* **EXERCISE OBJECTIVE**
How many of the lines here include "pour"? Answer with a single number.

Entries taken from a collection
— begin —

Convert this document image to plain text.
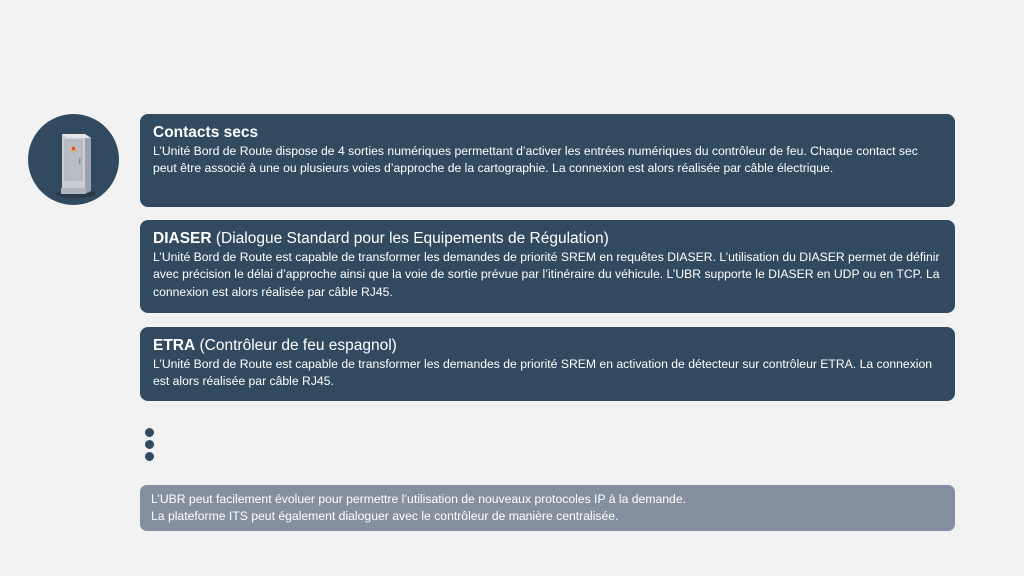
Contacts secs

L’Unité Bord de Route dispose de 4 sorties numériques permettant d’activer les entrées numériques du contrôleur de feu. Chaque contact sec peut être associé à une ou plusieurs voies d’approche de la cartographie. La connexion est alors réalisée par câble électrique.

DIASER (Dialogue Standard pour les Equipements de Régulation)

L’Unité Bord de Route est capable de transformer les demandes de priorité SREM en requêtes DIASER. L’utilisation du DIASER permet de définir avec précision le délai d’approche ainsi que la voie de sortie prévue par l’itinéraire du véhicule. L’UBR supporte le DIASER en UDP ou en TCP. La connexion est alors réalisée par câble RJ45.

ETRA (Contrôleur de feu espagnol)

L’Unité Bord de Route est capable de transformer les demandes de priorité SREM en activation de détecteur sur contrôleur ETRA. La connexion est alors réalisée par câble RJ45.

L’UBR peut facilement évoluer pour permettre l’utilisation de nouveaux protocoles IP à la demande.

La plateforme ITS peut également dialoguer avec le contrôleur de manière centralisée.
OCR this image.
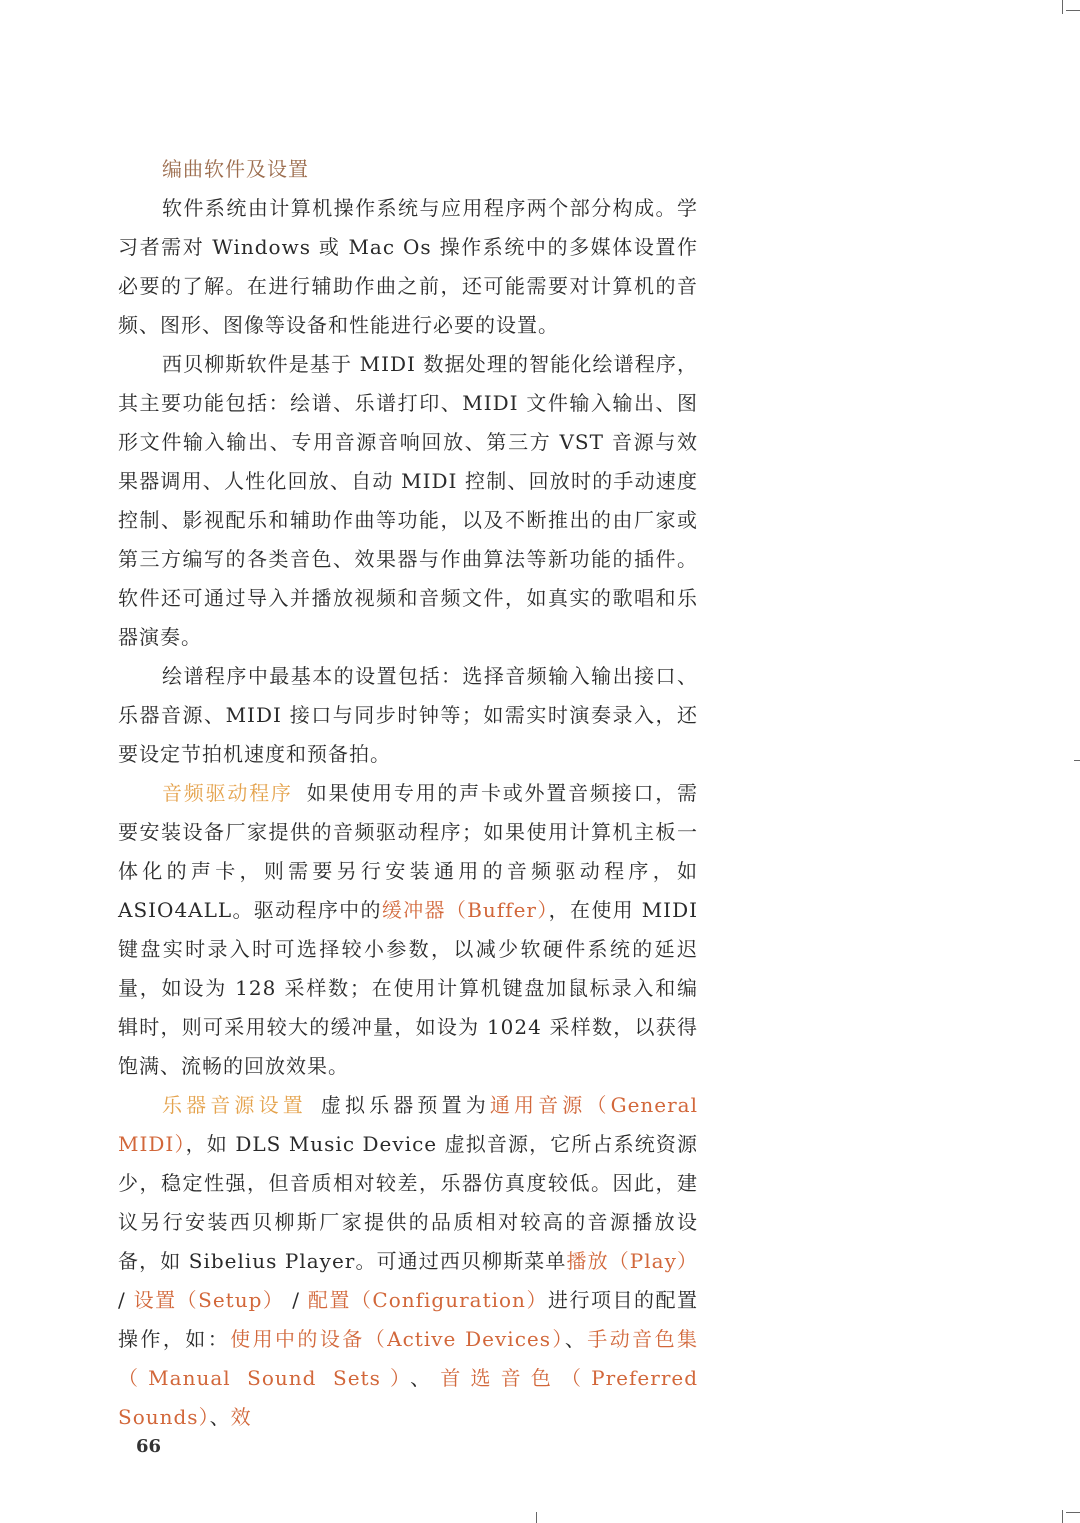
编曲软件及设置

软件系统由计算机操作系统与应用程序两个部分构成。学习者需对 Windows 或 Mac Os 操作系统中的多媒体设置作必要的了解。在进行辅助作曲之前，还可能需要对计算机的音频、图形、图像等设备和性能进行必要的设置。

西贝柳斯软件是基于 MIDI 数据处理的智能化绘谱程序，其主要功能包括：绘谱、乐谱打印、MIDI 文件输入输出、图形文件输入输出、专用音源音响回放、第三方 VST 音源与效果器调用、人性化回放、自动 MIDI 控制、回放时的手动速度控制、影视配乐和辅助作曲等功能，以及不断推出的由厂家或第三方编写的各类音色、效果器与作曲算法等新功能的插件。软件还可通过导入并播放视频和音频文件，如真实的歌唱和乐器演奏。

绘谱程序中最基本的设置包括：选择音频输入输出接口、乐器音源、MIDI 接口与同步时钟等；如需实时演奏录入，还要设定节拍机速度和预备拍。

音频驱动程序 如果使用专用的声卡或外置音频接口，需要安装设备厂家提供的音频驱动程序；如果使用计算机主板一体化的声卡，则需要另行安装通用的音频驱动程序，如 ASIO4ALL。驱动程序中的缓冲器（Buffer），在使用 MIDI 键盘实时录入时可选择较小参数，以减少软硬件系统的延迟量，如设为 128 采样数；在使用计算机键盘加鼠标录入和编辑时，则可采用较大的缓冲量，如设为 1024 采样数，以获得饱满、流畅的回放效果。

乐器音源设置 虚拟乐器预置为通用音源（General MIDI），如 DLS Music Device 虚拟音源，它所占系统资源少，稳定性强，但音质相对较差，乐器仿真度较低。因此，建议另行安装西贝柳斯厂家提供的品质相对较高的音源播放设备，如 Sibelius Player。可通过西贝柳斯菜单播放（Play） / 设置（Setup） / 配置（Configuration）进行项目的配置操作，如：使用中的设备（Active Devices）、手动音色集（Manual Sound Sets）、首选音色（Preferred Sounds）、效

66
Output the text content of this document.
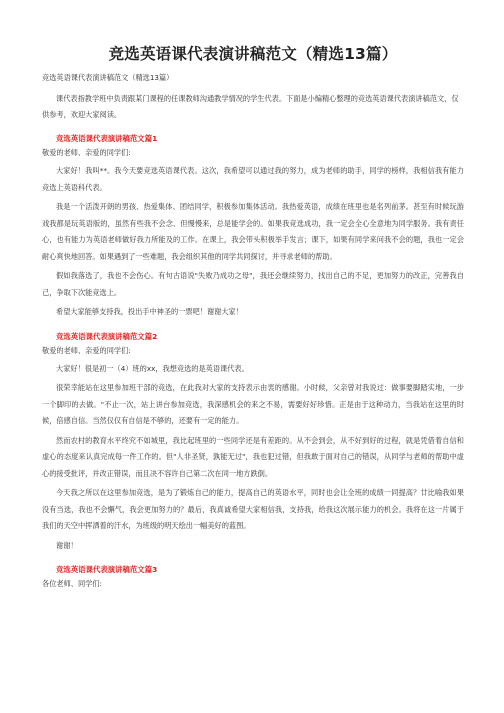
竞选英语课代表演讲稿范文（精选13篇）
竞选英语课代表演讲稿范文（精选13篇）
课代表指教学班中负责跟某门课程的任课教师沟通教学情况的学生代表。下面是小编精心整理的竞选英语课代表演讲稿范文，仅供参考，欢迎大家阅读。
竞选英语课代表演讲稿范文篇1
敬爱的老师、亲爱的同学们:
大家好！我叫**。我今天要竞选英语课代表。这次，我希望可以通过我的努力，成为老师的助手，同学的榜样，我相信我有能力竞选上英语科代表。
我是一个活泼开朗的男孩、热爱集体、团结同学，积极参加集体活动。我热爱英语，成绩在班里也是名列前茅。甚至有时候玩游戏我都是玩英语版的，虽然有些我不会念、但慢慢来，总是能学会的。如果我竞选成功，我一定会全心全意地为同学服务。我有责任心，也有能力为英语老师做好我力所能及的工作。在课上，我会带头积极举手发言；课下，如果有同学来问我不会的题，我也一定会耐心爽快地回答。如果遇到了一些难题，我会组织其他的同学共同探讨，并寻求老师的帮助。
假如我落选了，我也不会伤心。有句古语说"失败乃成功之母"，我还会继续努力，找出自己的不足，更加努力的改正，完善我自己，争取下次能竞选上。
希望大家能够支持我，投出手中神圣的一票吧！谢谢大家！
竞选英语课代表演讲稿范文篇2
敬爱的老师、亲爱的同学们:
大家好！很是初一（4）班的xx，我想竞选的是英语课代表。
很荣幸能站在这里参加班干部的竞选，在此我对大家的支持表示由衷的感谢。小时候，父亲曾对我说过：做事要脚踏实地，一步一个脚印的去做。"不止一次，站上讲台参加竞选，我深感机会的来之不易，需要好好珍惜。正是由于这种动力，当我站在这里的时候，倍感自信。当然仅仅有自信是不够的，还要有一定的能力。
然而农村的教育水平终究不如城里，我比起班里的一些同学还是有差距的。从不会到会，从不好到好的过程，就是凭借着自信和虚心的态度来认真完成每一件工作的。但"人非圣贤，孰能无过"，我也犯过错，但我敢于面对自己的错误，从同学与老师的帮助中虚心的接受批评，并改正错误，而且决不容许自己第二次在同一地方跌倒。
今天我之所以在这里参加竞选，是为了锻炼自己的能力，提高自己的英语水平，同时也会让全班的成绩一同提高？廿比喻我如果没有当选，我也不会懈气，我会更加努力的？最后，我真诚希望大家相信我，支持我，给我这次展示能力的机会。我将在这一片属于我们的天空中挥洒着的汗水，为班级的明天绘出一幅美好的蓝图。
谢谢！
竞选英语课代表演讲稿范文篇3
各位老师、同学们:
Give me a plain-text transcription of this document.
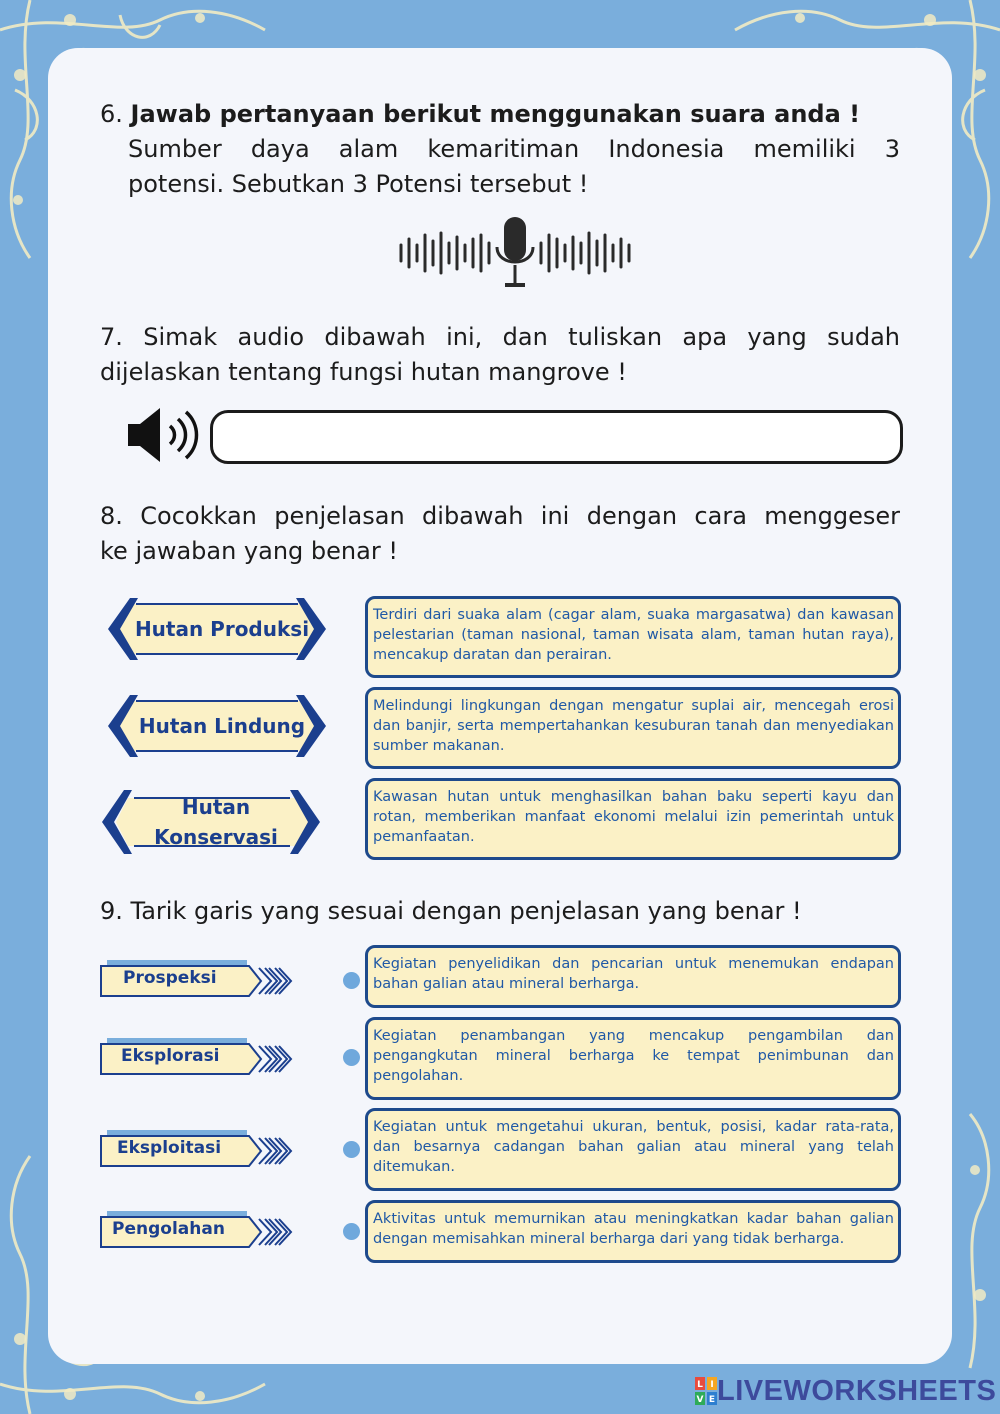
6. Jawab pertanyaan berikut menggunakan suara anda !
Sumber daya alam kemaritiman Indonesia memiliki 3
potensi. Sebutkan 3 Potensi tersebut !
7. Simak audio dibawah ini, dan tuliskan apa yang sudah
dijelaskan tentang fungsi hutan mangrove !
8. Cocokkan penjelasan dibawah ini dengan cara menggeser
ke jawaban yang benar !
Hutan Produksi
Hutan Lindung
Hutan
Konservasi
Terdiri dari suaka alam (cagar alam, suaka margasatwa) dan kawasan pelestarian (taman nasional, taman wisata alam, taman hutan raya), mencakup daratan dan perairan.
Melindungi lingkungan dengan mengatur suplai air, mencegah erosi dan banjir, serta mempertahankan kesuburan tanah dan menyediakan sumber makanan.
Kawasan hutan untuk menghasilkan bahan baku seperti kayu dan rotan, memberikan manfaat ekonomi melalui izin pemerintah untuk pemanfaatan.
9. Tarik garis yang sesuai dengan penjelasan yang benar !
Prospeksi
Eksplorasi
Eksploitasi
Pengolahan
Kegiatan penyelidikan dan pencarian untuk menemukan endapan bahan galian atau mineral berharga.
Kegiatan penambangan yang mencakup pengambilan dan pengangkutan mineral berharga ke tempat penimbunan dan pengolahan.
Kegiatan untuk mengetahui ukuran, bentuk, posisi, kadar rata-rata, dan besarnya cadangan bahan galian atau mineral yang telah ditemukan.
Aktivitas untuk memurnikan atau meningkatkan kadar bahan galian dengan memisahkan mineral berharga dari yang tidak berharga.
L I
V E LIVEWORKSHEETS
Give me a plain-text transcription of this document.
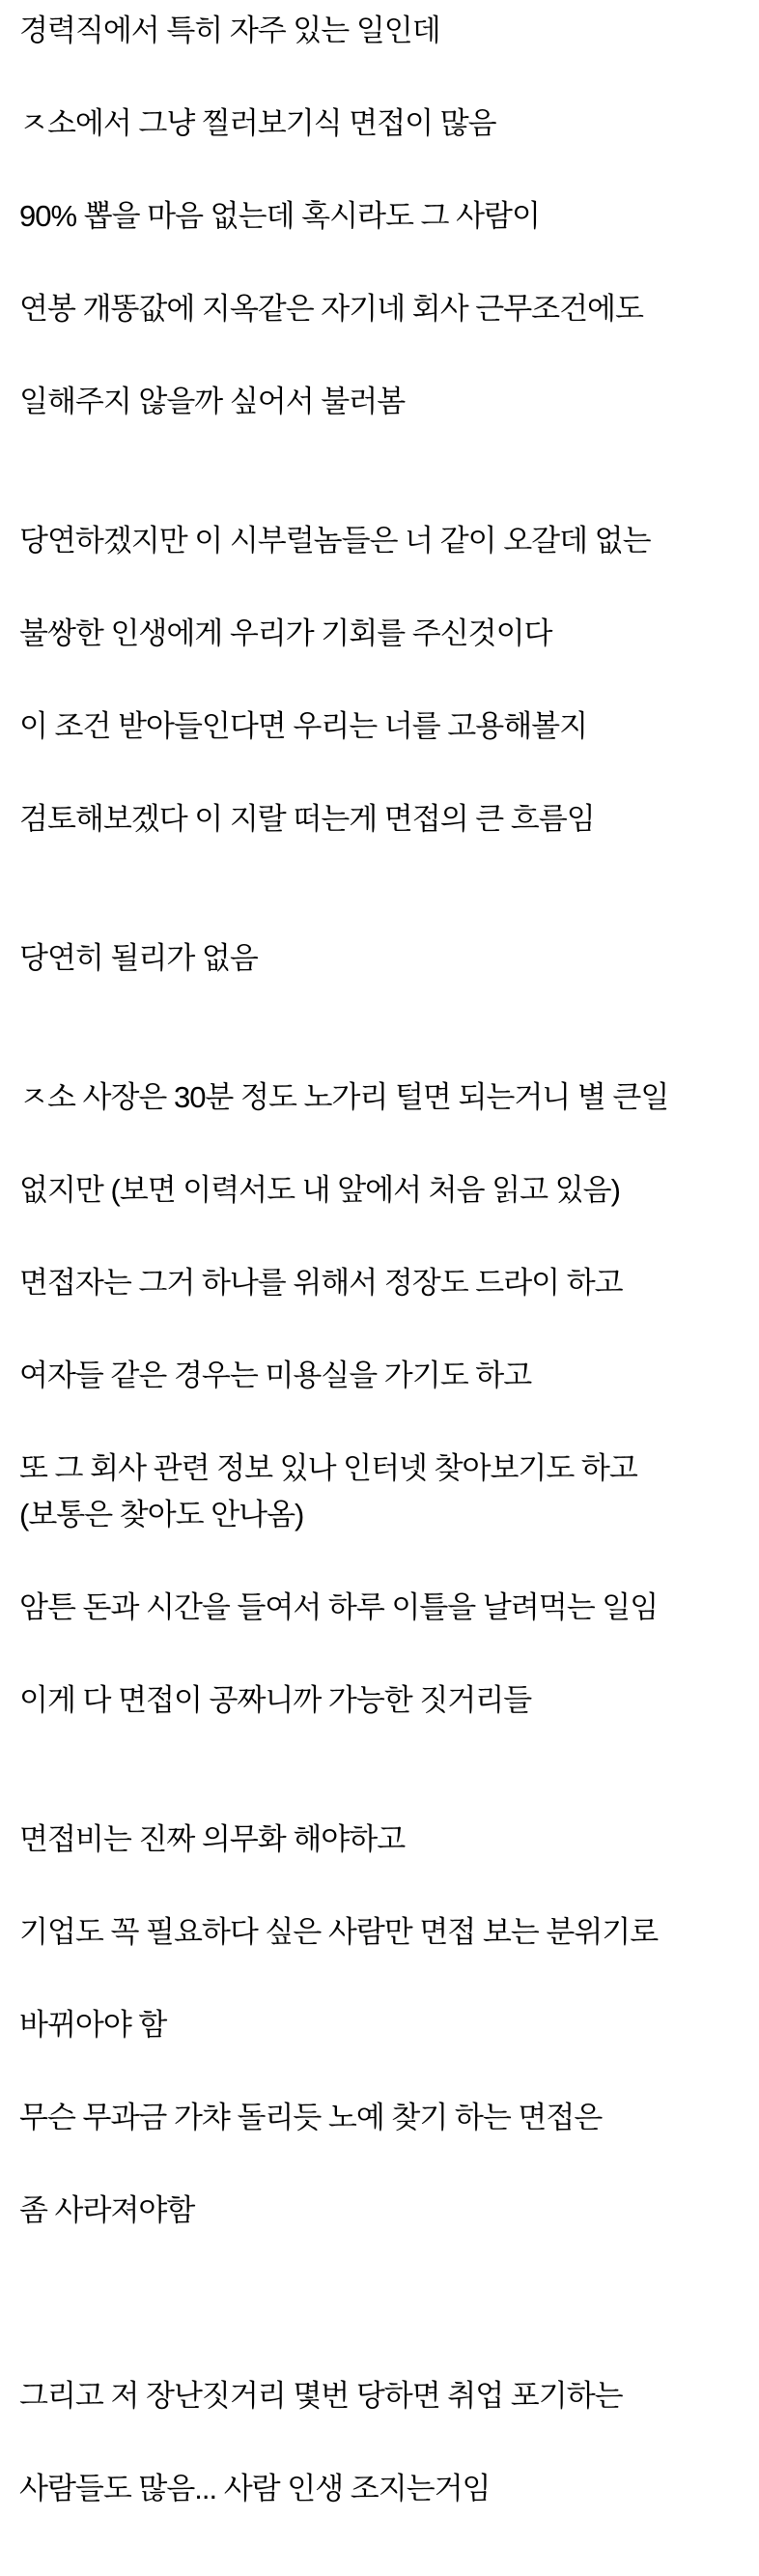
경력직에서 특히 자주 있는 일인데

ㅈ소에서 그냥 찔러보기식 면접이 많음

90% 뽑을 마음 없는데 혹시라도 그 사람이

연봉 개똥값에 지옥같은 자기네 회사 근무조건에도

일해주지 않을까 싶어서 불러봄

당연하겠지만 이 시부럴놈들은 너 같이 오갈데 없는

불쌍한 인생에게 우리가 기회를 주신것이다

이 조건 받아들인다면 우리는 너를 고용해볼지

검토해보겠다 이 지랄 떠는게 면접의 큰 흐름임

당연히 될리가 없음

ㅈ소 사장은 30분 정도 노가리 털면 되는거니 별 큰일

없지만 (보면 이력서도 내 앞에서 처음 읽고 있음)

면접자는 그거 하나를 위해서 정장도 드라이 하고

여자들 같은 경우는 미용실을 가기도 하고

또 그 회사 관련 정보 있나 인터넷 찾아보기도 하고
(보통은 찾아도 안나옴)

암튼 돈과 시간을 들여서 하루 이틀을 날려먹는 일임

이게 다 면접이 공짜니까 가능한 짓거리들

면접비는 진짜 의무화 해야하고

기업도 꼭 필요하다 싶은 사람만 면접 보는 분위기로

바뀌아야 함

무슨 무과금 가챠 돌리듯 노예 찾기 하는 면접은

좀 사라져야함

그리고 저 장난짓거리 몇번 당하면 취업 포기하는

사람들도 많음... 사람 인생 조지는거임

— end —

* **THE RESPONSE**
2